Your task
Repeat the material below exactly, line for line.

---- Given entries

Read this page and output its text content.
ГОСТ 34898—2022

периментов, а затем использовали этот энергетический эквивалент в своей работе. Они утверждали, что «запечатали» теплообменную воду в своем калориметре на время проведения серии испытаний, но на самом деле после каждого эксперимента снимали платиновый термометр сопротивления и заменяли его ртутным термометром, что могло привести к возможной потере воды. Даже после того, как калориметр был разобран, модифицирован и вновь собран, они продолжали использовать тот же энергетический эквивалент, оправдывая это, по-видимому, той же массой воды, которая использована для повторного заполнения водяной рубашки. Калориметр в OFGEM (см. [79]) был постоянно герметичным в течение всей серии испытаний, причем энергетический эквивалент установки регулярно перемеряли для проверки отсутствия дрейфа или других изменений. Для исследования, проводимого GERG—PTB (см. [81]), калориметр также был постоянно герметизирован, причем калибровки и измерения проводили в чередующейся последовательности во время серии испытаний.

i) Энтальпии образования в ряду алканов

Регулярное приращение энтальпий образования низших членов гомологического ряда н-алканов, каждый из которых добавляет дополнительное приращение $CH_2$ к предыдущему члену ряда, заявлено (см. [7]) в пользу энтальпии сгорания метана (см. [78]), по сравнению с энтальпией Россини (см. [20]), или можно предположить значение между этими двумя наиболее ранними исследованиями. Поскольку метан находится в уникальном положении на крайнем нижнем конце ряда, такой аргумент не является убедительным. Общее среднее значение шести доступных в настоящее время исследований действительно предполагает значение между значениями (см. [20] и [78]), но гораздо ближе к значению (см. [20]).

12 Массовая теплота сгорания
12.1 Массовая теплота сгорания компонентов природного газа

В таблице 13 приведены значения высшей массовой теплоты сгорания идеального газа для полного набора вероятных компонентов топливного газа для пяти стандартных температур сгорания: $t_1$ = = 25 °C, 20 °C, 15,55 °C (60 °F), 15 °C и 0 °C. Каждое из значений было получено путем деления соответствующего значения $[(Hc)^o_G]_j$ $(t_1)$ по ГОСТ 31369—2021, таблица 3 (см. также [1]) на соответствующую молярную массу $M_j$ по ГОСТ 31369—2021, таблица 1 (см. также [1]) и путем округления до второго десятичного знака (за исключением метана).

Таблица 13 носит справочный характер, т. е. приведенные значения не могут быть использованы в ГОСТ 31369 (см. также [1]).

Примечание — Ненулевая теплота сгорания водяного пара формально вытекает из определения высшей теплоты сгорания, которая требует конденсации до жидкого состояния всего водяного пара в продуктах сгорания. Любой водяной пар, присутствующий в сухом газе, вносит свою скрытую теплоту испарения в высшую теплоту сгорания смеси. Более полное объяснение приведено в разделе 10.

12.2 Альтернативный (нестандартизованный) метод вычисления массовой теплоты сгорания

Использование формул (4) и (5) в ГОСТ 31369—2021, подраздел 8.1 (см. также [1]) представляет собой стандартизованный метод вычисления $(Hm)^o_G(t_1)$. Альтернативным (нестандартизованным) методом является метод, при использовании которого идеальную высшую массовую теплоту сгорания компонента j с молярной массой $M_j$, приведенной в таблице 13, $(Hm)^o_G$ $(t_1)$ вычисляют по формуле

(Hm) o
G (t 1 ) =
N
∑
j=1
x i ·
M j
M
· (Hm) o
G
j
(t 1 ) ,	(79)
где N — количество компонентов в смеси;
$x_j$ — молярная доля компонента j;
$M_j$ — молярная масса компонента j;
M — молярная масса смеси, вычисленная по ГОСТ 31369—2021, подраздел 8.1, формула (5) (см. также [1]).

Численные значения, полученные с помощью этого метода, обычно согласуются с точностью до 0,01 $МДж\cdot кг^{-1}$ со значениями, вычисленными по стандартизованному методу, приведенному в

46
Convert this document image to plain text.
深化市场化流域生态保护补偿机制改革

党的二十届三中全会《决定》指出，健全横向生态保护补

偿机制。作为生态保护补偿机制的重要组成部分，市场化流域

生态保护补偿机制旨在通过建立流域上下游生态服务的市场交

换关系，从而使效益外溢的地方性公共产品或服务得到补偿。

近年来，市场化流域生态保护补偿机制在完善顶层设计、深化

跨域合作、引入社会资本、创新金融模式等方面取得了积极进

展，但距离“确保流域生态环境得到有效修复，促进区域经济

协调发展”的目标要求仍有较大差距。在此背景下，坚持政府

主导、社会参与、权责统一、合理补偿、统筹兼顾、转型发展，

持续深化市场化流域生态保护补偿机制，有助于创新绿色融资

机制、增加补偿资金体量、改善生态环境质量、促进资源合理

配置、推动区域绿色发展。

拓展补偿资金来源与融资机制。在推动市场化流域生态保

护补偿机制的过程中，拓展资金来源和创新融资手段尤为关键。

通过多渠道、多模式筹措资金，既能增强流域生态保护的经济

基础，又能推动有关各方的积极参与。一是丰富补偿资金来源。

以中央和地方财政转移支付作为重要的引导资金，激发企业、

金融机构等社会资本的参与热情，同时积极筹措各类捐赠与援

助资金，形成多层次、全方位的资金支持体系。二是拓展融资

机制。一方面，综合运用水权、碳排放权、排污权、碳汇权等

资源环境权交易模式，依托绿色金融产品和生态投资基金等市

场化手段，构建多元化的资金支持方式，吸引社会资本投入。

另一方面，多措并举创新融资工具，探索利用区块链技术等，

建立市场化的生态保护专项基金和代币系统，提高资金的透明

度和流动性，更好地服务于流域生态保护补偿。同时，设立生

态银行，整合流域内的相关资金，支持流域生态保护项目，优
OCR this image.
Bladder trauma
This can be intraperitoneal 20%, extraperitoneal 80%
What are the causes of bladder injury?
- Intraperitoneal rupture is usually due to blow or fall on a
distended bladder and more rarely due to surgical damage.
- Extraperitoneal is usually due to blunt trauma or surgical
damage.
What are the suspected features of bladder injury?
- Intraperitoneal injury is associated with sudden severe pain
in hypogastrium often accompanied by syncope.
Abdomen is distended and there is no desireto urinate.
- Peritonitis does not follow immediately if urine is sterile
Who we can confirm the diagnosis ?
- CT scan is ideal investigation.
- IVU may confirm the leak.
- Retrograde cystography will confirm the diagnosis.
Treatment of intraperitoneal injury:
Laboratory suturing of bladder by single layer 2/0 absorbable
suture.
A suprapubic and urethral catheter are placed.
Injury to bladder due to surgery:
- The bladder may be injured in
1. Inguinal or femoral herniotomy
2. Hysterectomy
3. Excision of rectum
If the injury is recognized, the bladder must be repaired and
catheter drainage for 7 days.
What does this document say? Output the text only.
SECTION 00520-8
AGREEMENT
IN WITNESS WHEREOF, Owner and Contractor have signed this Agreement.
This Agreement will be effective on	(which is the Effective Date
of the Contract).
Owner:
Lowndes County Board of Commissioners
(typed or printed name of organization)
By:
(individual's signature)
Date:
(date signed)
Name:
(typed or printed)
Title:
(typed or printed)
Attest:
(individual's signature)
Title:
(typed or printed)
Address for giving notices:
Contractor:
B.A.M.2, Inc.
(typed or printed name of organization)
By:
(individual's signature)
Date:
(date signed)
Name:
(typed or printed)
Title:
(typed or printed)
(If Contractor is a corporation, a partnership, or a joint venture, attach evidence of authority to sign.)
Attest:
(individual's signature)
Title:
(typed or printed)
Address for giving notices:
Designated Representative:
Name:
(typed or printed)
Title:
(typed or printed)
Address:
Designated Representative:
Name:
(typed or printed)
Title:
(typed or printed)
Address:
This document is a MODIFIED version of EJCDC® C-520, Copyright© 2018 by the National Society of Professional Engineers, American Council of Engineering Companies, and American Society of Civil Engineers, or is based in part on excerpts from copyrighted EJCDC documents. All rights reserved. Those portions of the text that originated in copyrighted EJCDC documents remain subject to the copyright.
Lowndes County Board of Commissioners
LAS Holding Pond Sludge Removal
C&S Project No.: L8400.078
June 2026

--------

Complete answer
Read this page and output its text content.
ГОСТ 34898—2022

периментов, а затем использовали этот энергетический эквивалент в своей работе. Они утверждали, что «запечатали» теплообменную воду в своем калориметре на время проведения серии испытаний, но на самом деле после каждого эксперимента снимали платиновый термометр сопротивления и заменяли его ртутным термометром, что могло привести к возможной потере воды. Даже после того, как калориметр был разобран, модифицирован и вновь собран, они продолжали использовать тот же энергетический эквивалент, оправдывая это, по-видимому, той же массой воды, которая использована для повторного заполнения водяной рубашки. Калориметр в OFGEM (см. [79]) был постоянно герметичным в течение всей серии испытаний, причем энергетический эквивалент установки регулярно перемеряли для проверки отсутствия дрейфа или других изменений. Для исследования, проводимого GERG—PTB (см. [81]), калориметр также был постоянно герметизирован, причем калибровки и измерения проводили в чередующейся последовательности во время серии испытаний.

i) Энтальпии образования в ряду алканов

Регулярное приращение энтальпий образования низших членов гомологического ряда н-алканов, каждый из которых добавляет дополнительное приращение $CH_2$ к предыдущему члену ряда, заявлено (см. [7]) в пользу энтальпии сгорания метана (см. [78]), по сравнению с энтальпией Россини (см. [20]), или можно предположить значение между этими двумя наиболее ранними исследованиями. Поскольку метан находится в уникальном положении на крайнем нижнем конце ряда, такой аргумент не является убедительным. Общее среднее значение шести доступных в настоящее время исследований действительно предполагает значение между значениями (см. [20] и [78]), но гораздо ближе к значению (см. [20]).

12 Массовая теплота сгорания
12.1 Массовая теплота сгорания компонентов природного газа

В таблице 13 приведены значения высшей массовой теплоты сгорания идеального газа для полного набора вероятных компонентов топливного газа для пяти стандартных температур сгорания: $t_1$ = = 25 °C, 20 °C, 15,55 °C (60 °F), 15 °C и 0 °C. Каждое из значений было получено путем деления соответствующего значения $[(Hc)^o_G]_j$ $(t_1)$ по ГОСТ 31369—2021, таблица 3 (см. также [1]) на соответствующую молярную массу $M_j$ по ГОСТ 31369—2021, таблица 1 (см. также [1]) и путем округления до второго десятичного знака (за исключением метана).

Таблица 13 носит справочный характер, т. е. приведенные значения не могут быть использованы в ГОСТ 31369 (см. также [1]).

Примечание — Ненулевая теплота сгорания водяного пара формально вытекает из определения высшей теплоты сгорания, которая требует конденсации до жидкого состояния всего водяного пара в продуктах сгорания. Любой водяной пар, присутствующий в сухом газе, вносит свою скрытую теплоту испарения в высшую теплоту сгорания смеси. Более полное объяснение приведено в разделе 10.

12.2 Альтернативный (нестандартизованный) метод вычисления массовой теплоты сгорания

Использование формул (4) и (5) в ГОСТ 31369—2021, подраздел 8.1 (см. также [1]) представляет собой стандартизованный метод вычисления $(Hm)^o_G(t_1)$. Альтернативным (нестандартизованным) методом является метод, при использовании которого идеальную высшую массовую теплоту сгорания компонента j с молярной массой $M_j$, приведенной в таблице 13, $(Hm)^o_G$ $(t_1)$ вычисляют по формуле

(Hm) o
G (t 1 ) =
N
∑
j=1
x i ·
M j
M
· (Hm) o
G
j
(t 1 ) ,	(79)
где N — количество компонентов в смеси;
$x_j$ — молярная доля компонента j;
$M_j$ — молярная масса компонента j;
M — молярная масса смеси, вычисленная по ГОСТ 31369—2021, подраздел 8.1, формула (5) (см. также [1]).

Численные значения, полученные с помощью этого метода, обычно согласуются с точностью до 0,01 $МДж\cdot кг^{-1}$ со значениями, вычисленными по стандартизованному методу, приведенному в

46
Convert this document image to plain text.
深化市场化流域生态保护补偿机制改革

党的二十届三中全会《决定》指出，健全横向生态保护补

偿机制。作为生态保护补偿机制的重要组成部分，市场化流域

生态保护补偿机制旨在通过建立流域上下游生态服务的市场交

换关系，从而使效益外溢的地方性公共产品或服务得到补偿。

近年来，市场化流域生态保护补偿机制在完善顶层设计、深化

跨域合作、引入社会资本、创新金融模式等方面取得了积极进

展，但距离“确保流域生态环境得到有效修复，促进区域经济

协调发展”的目标要求仍有较大差距。在此背景下，坚持政府

主导、社会参与、权责统一、合理补偿、统筹兼顾、转型发展，

持续深化市场化流域生态保护补偿机制，有助于创新绿色融资

机制、增加补偿资金体量、改善生态环境质量、促进资源合理

配置、推动区域绿色发展。

拓展补偿资金来源与融资机制。在推动市场化流域生态保

护补偿机制的过程中，拓展资金来源和创新融资手段尤为关键。

通过多渠道、多模式筹措资金，既能增强流域生态保护的经济

基础，又能推动有关各方的积极参与。一是丰富补偿资金来源。

以中央和地方财政转移支付作为重要的引导资金，激发企业、

金融机构等社会资本的参与热情，同时积极筹措各类捐赠与援

助资金，形成多层次、全方位的资金支持体系。二是拓展融资

机制。一方面，综合运用水权、碳排放权、排污权、碳汇权等

资源环境权交易模式，依托绿色金融产品和生态投资基金等市

场化手段，构建多元化的资金支持方式，吸引社会资本投入。

另一方面，多措并举创新融资工具，探索利用区块链技术等，

建立市场化的生态保护专项基金和代币系统，提高资金的透明

度和流动性，更好地服务于流域生态保护补偿。同时，设立生

态银行，整合流域内的相关资金，支持流域生态保护项目，优
OCR this image.
Bladder trauma
This can be intraperitoneal 20%, extraperitoneal 80%
What are the causes of bladder injury?
- Intraperitoneal rupture is usually due to blow or fall on a
distended bladder and more rarely due to surgical damage.
- Extraperitoneal is usually due to blunt trauma or surgical
damage.
What are the suspected features of bladder injury?
- Intraperitoneal injury is associated with sudden severe pain
in hypogastrium often accompanied by syncope.
Abdomen is distended and there is no desireto urinate.
- Peritonitis does not follow immediately if urine is sterile
Who we can confirm the diagnosis ?
- CT scan is ideal investigation.
- IVU may confirm the leak.
- Retrograde cystography will confirm the diagnosis.
Treatment of intraperitoneal injury:
Laboratory suturing of bladder by single layer 2/0 absorbable
suture.
A suprapubic and urethral catheter are placed.
Injury to bladder due to surgery:
- The bladder may be injured in
1. Inguinal or femoral herniotomy
2. Hysterectomy
3. Excision of rectum
If the injury is recognized, the bladder must be repaired and
catheter drainage for 7 days.
What does this document say? Output the text only.
SECTION 00520-8
AGREEMENT
IN WITNESS WHEREOF, Owner and Contractor have signed this Agreement.
This Agreement will be effective on	(which is the Effective Date
of the Contract).
Owner:
Lowndes County Board of Commissioners
(typed or printed name of organization)
By:
(individual's signature)
Date:
(date signed)
Name:
(typed or printed)
Title:
(typed or printed)
Attest:
(individual's signature)
Title:
(typed or printed)
Address for giving notices:
Contractor:
B.A.M.2, Inc.
(typed or printed name of organization)
By:
(individual's signature)
Date:
(date signed)
Name:
(typed or printed)
Title:
(typed or printed)
(If Contractor is a corporation, a partnership, or a joint venture, attach evidence of authority to sign.)
Attest:
(individual's signature)
Title:
(typed or printed)
Address for giving notices:
Designated Representative:
Name:
(typed or printed)
Title:
(typed or printed)
Address:
Designated Representative:
Name:
(typed or printed)
Title:
(typed or printed)
Address:
This document is a MODIFIED version of EJCDC® C-520, Copyright© 2018 by the National Society of Professional Engineers, American Council of Engineering Companies, and American Society of Civil Engineers, or is based in part on excerpts from copyrighted EJCDC documents. All rights reserved. Those portions of the text that originated in copyrighted EJCDC documents remain subject to the copyright.
Lowndes County Board of Commissioners
LAS Holding Pond Sludge Removal
C&S Project No.: L8400.078
June 2026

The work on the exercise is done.